= Task prompt =
Go through the listing and copy each line with the string "Group".

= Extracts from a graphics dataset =

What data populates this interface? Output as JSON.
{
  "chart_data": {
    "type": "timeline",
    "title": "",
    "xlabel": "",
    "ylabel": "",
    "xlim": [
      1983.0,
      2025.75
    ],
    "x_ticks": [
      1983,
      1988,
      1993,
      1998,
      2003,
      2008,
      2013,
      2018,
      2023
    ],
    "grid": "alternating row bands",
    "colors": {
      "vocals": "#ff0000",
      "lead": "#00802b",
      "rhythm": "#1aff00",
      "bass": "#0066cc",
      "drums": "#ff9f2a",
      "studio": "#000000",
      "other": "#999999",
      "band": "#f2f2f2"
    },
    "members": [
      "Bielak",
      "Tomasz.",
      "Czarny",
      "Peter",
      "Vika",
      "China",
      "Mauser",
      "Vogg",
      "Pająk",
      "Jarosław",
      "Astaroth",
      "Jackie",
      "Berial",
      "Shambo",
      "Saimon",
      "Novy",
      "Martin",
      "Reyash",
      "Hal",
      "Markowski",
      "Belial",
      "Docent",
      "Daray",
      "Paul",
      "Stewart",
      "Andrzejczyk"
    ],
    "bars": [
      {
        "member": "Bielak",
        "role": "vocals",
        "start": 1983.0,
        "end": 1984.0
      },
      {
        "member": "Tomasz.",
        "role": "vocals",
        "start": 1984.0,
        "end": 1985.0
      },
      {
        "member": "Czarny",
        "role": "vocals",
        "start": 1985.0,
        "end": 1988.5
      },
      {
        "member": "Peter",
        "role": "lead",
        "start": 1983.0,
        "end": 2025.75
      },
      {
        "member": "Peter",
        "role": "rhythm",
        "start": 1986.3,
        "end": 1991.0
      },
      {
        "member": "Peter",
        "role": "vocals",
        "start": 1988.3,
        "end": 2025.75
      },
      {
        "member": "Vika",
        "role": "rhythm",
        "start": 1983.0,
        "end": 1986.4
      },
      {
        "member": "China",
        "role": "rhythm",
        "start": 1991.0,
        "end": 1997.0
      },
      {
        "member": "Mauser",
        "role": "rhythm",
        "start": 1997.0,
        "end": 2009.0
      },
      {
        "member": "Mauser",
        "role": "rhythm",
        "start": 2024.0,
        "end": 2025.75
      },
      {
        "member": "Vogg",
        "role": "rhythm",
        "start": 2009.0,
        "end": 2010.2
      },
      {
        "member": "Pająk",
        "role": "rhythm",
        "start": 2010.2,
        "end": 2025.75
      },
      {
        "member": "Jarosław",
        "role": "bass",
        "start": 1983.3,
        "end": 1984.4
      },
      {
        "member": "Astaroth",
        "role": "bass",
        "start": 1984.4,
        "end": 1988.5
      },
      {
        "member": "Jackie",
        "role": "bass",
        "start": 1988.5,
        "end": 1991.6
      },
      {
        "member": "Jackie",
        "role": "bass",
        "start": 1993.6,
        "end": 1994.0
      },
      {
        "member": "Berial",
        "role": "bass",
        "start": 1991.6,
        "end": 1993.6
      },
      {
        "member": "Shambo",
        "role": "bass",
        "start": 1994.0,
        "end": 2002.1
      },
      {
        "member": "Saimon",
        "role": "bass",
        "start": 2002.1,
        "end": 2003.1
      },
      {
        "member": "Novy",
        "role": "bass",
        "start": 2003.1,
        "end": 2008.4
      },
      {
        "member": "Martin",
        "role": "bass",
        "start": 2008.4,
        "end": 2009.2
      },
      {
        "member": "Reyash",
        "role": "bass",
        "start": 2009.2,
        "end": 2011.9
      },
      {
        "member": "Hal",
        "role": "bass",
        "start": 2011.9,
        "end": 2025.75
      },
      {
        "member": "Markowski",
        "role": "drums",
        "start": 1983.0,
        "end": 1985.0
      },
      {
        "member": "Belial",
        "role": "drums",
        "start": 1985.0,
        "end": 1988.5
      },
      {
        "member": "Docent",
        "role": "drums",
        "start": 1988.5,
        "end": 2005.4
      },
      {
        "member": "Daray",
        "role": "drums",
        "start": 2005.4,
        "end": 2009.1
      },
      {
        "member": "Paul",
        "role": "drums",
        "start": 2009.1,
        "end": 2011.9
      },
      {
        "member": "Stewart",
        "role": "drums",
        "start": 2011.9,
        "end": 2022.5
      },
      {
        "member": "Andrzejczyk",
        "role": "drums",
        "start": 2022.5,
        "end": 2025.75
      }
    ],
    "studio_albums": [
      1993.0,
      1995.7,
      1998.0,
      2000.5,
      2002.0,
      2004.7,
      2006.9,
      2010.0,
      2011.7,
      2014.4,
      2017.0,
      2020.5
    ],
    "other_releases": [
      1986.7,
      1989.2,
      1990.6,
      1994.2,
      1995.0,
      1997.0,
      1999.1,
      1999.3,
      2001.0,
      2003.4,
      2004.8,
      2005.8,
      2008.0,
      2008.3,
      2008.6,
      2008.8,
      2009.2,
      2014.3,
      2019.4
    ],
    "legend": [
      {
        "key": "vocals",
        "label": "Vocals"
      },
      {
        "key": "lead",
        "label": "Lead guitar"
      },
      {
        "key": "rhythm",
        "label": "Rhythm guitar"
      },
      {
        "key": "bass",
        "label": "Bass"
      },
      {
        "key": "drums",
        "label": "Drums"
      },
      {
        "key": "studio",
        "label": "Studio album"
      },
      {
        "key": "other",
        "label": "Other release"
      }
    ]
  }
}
==
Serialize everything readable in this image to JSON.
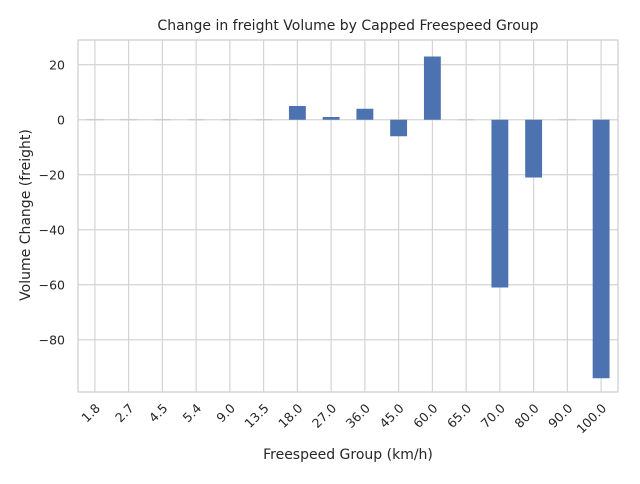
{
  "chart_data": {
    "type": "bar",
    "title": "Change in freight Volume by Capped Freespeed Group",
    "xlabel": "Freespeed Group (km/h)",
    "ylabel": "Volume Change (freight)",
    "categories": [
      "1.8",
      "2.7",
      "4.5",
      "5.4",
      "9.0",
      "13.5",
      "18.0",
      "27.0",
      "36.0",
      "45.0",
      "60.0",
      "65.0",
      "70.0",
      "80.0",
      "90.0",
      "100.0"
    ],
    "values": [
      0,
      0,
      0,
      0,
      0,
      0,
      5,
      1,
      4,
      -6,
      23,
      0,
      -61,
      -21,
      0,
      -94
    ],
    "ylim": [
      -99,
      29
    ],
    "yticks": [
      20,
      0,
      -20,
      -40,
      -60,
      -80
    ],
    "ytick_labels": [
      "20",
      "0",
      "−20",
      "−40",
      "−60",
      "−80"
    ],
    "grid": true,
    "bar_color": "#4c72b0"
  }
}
==
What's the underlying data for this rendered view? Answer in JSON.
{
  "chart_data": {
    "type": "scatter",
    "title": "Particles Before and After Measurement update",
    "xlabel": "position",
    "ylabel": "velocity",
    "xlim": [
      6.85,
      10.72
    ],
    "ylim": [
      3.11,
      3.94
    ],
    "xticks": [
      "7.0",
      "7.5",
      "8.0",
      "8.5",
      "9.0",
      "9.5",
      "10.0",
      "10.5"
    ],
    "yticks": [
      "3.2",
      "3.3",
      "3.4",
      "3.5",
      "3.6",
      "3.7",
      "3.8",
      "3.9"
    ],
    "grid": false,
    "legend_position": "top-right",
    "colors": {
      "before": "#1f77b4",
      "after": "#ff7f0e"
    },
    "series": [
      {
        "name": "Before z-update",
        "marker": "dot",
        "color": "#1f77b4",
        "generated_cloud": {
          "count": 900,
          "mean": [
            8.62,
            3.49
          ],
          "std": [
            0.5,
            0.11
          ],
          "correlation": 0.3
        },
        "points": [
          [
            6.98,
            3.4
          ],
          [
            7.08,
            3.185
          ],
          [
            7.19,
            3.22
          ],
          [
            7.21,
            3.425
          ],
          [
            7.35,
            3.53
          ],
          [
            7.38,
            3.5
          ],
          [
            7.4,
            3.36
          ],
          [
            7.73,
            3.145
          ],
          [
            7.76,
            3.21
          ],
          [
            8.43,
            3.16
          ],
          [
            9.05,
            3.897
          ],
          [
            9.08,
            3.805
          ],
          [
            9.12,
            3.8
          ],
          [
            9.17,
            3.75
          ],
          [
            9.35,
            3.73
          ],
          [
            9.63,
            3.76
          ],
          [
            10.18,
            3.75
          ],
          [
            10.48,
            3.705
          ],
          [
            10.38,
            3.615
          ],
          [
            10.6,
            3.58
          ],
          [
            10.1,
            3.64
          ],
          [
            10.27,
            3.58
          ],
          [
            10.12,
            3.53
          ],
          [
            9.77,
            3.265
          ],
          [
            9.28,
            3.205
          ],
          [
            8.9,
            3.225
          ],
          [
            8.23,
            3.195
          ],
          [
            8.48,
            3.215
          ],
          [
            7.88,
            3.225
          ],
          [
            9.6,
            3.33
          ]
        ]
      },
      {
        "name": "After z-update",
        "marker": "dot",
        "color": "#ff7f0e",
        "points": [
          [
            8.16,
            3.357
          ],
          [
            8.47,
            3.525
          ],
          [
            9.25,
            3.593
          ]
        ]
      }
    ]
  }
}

= Output of the exercise =
    "title": "Change in freight Volume by Capped Freespeed Group",
    "xlabel": "Freespeed Group (km/h)",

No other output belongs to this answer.